[Data extracted from a collection]

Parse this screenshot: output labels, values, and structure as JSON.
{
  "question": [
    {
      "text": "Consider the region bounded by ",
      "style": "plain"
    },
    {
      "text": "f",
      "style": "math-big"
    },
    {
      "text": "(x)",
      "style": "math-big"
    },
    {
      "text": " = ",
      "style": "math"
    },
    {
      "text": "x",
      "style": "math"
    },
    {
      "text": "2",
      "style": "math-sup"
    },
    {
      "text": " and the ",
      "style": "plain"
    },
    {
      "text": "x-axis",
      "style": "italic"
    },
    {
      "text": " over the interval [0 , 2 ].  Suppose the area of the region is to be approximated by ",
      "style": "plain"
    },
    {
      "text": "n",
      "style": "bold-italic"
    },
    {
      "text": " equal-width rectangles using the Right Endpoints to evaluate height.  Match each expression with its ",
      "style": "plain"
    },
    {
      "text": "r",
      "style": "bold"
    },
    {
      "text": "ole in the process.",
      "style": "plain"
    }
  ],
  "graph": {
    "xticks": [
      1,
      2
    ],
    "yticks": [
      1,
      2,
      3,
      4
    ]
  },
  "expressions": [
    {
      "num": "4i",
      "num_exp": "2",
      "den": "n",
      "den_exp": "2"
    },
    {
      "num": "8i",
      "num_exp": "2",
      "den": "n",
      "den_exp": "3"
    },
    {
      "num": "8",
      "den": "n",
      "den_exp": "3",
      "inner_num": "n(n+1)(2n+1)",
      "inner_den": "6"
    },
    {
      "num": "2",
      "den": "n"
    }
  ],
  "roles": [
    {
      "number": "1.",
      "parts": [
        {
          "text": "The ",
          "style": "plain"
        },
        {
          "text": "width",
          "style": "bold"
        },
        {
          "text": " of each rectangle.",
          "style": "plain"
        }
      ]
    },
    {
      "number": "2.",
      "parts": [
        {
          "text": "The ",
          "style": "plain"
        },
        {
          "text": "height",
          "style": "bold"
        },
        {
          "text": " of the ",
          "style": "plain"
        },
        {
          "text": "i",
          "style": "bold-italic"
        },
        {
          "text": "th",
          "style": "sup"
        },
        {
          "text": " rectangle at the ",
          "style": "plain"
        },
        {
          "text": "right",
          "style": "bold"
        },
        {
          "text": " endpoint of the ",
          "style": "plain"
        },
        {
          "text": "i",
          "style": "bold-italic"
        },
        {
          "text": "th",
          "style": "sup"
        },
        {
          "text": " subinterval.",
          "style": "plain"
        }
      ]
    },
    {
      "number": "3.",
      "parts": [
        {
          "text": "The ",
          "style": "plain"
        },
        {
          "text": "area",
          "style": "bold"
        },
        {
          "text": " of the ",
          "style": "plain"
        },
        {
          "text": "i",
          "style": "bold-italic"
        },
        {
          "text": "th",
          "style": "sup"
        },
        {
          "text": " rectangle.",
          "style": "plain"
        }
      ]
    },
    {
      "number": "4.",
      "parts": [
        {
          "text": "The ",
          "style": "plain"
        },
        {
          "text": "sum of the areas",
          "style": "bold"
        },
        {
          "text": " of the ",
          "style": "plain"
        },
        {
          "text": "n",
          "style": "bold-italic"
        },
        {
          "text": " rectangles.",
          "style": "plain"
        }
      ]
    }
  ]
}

> [What is needed] Restate the listing above word for word.

> [Written answer]
Parse this screenshot: output labels, values, and structure as JSON.
{
  "question": [
    {
      "text": "Consider the region bounded by ",
      "style": "plain"
    },
    {
      "text": "f",
      "style": "math-big"
    },
    {
      "text": "(x)",
      "style": "math-big"
    },
    {
      "text": " = ",
      "style": "math"
    },
    {
      "text": "x",
      "style": "math"
    },
    {
      "text": "2",
      "style": "math-sup"
    },
    {
      "text": " and the ",
      "style": "plain"
    },
    {
      "text": "x-axis",
      "style": "italic"
    },
    {
      "text": " over the interval [0 , 2 ].  Suppose the area of the region is to be approximated by ",
      "style": "plain"
    },
    {
      "text": "n",
      "style": "bold-italic"
    },
    {
      "text": " equal-width rectangles using the Right Endpoints to evaluate height.  Match each expression with its ",
      "style": "plain"
    },
    {
      "text": "r",
      "style": "bold"
    },
    {
      "text": "ole in the process.",
      "style": "plain"
    }
  ],
  "graph": {
    "xticks": [
      1,
      2
    ],
    "yticks": [
      1,
      2,
      3,
      4
    ]
  },
  "expressions": [
    {
      "num": "4i",
      "num_exp": "2",
      "den": "n",
      "den_exp": "2"
    },
    {
      "num": "8i",
      "num_exp": "2",
      "den": "n",
      "den_exp": "3"
    },
    {
      "num": "8",
      "den": "n",
      "den_exp": "3",
      "inner_num": "n(n+1)(2n+1)",
      "inner_den": "6"
    },
    {
      "num": "2",
      "den": "n"
    }
  ],
  "roles": [
    {
      "number": "1.",
      "parts": [
        {
          "text": "The ",
          "style": "plain"
        },
        {
          "text": "width",
          "style": "bold"
        },
        {
          "text": " of each rectangle.",
          "style": "plain"
        }
      ]
    },
    {
      "number": "2.",
      "parts": [
        {
          "text": "The ",
          "style": "plain"
        },
        {
          "text": "height",
          "style": "bold"
        },
        {
          "text": " of the ",
          "style": "plain"
        },
        {
          "text": "i",
          "style": "bold-italic"
        },
        {
          "text": "th",
          "style": "sup"
        },
        {
          "text": " rectangle at the ",
          "style": "plain"
        },
        {
          "text": "right",
          "style": "bold"
        },
        {
          "text": " endpoint of the ",
          "style": "plain"
        },
        {
          "text": "i",
          "style": "bold-italic"
        },
        {
          "text": "th",
          "style": "sup"
        },
        {
          "text": " subinterval.",
          "style": "plain"
        }
      ]
    },
    {
      "number": "3.",
      "parts": [
        {
          "text": "The ",
          "style": "plain"
        },
        {
          "text": "area",
          "style": "bold"
        },
        {
          "text": " of the ",
          "style": "plain"
        },
        {
          "text": "i",
          "style": "bold-italic"
        },
        {
          "text": "th",
          "style": "sup"
        },
        {
          "text": " rectangle.",
          "style": "plain"
        }
      ]
    },
    {
      "number": "4.",
      "parts": [
        {
          "text": "The ",
          "style": "plain"
        },
        {
          "text": "sum of the areas",
          "style": "bold"
        },
        {
          "text": " of the ",
          "style": "plain"
        },
        {
          "text": "n",
          "style": "bold-italic"
        },
        {
          "text": " rectangles.",
          "style": "plain"
        }
      ]
    }
  ]
}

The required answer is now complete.